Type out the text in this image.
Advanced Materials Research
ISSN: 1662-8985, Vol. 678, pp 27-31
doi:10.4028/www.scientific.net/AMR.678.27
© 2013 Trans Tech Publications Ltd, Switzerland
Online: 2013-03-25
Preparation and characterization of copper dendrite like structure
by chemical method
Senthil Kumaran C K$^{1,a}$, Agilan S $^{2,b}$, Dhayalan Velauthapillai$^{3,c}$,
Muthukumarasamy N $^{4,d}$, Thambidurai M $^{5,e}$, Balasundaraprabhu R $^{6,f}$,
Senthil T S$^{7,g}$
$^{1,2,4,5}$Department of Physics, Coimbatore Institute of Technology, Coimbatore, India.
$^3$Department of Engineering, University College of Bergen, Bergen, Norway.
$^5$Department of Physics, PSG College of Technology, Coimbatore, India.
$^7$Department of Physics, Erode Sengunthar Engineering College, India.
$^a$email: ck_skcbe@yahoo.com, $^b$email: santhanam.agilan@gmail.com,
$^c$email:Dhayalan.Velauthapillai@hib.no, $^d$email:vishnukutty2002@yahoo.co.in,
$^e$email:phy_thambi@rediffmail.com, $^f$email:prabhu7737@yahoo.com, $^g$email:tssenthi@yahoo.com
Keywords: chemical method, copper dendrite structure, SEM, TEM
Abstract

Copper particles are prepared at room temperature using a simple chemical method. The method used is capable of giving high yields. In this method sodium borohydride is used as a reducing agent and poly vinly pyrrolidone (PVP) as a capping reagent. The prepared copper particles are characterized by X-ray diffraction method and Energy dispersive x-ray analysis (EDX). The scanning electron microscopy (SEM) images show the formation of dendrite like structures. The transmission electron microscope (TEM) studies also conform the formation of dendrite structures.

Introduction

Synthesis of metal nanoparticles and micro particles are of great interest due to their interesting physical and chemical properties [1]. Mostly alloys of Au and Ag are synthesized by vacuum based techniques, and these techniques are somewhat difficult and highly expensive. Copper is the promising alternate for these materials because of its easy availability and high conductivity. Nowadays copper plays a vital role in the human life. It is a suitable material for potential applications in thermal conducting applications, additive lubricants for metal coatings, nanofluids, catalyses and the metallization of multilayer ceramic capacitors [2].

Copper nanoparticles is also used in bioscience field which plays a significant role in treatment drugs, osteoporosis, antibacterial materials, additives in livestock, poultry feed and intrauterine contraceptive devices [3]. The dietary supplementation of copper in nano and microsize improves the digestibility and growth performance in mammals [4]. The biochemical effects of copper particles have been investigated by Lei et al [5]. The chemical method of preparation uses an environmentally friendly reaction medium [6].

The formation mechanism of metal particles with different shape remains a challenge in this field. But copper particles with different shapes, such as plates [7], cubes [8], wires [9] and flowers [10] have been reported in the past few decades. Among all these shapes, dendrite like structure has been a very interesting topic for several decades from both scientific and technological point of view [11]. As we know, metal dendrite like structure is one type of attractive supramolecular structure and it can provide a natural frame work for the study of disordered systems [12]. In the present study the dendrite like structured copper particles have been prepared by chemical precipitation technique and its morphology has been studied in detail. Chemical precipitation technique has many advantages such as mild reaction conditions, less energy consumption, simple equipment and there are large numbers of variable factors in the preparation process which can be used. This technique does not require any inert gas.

## [Exercise description]
When the entries above show the word "India" in a line, copy that line out.

## [Result of the exercise]
$^{1,2,4,5}$Department of Physics, Coimbatore Institute of Technology, Coimbatore, India.
$^5$Department of Physics, PSG College of Technology, Coimbatore, India.
$^7$Department of Physics, Erode Sengunthar Engineering College, India.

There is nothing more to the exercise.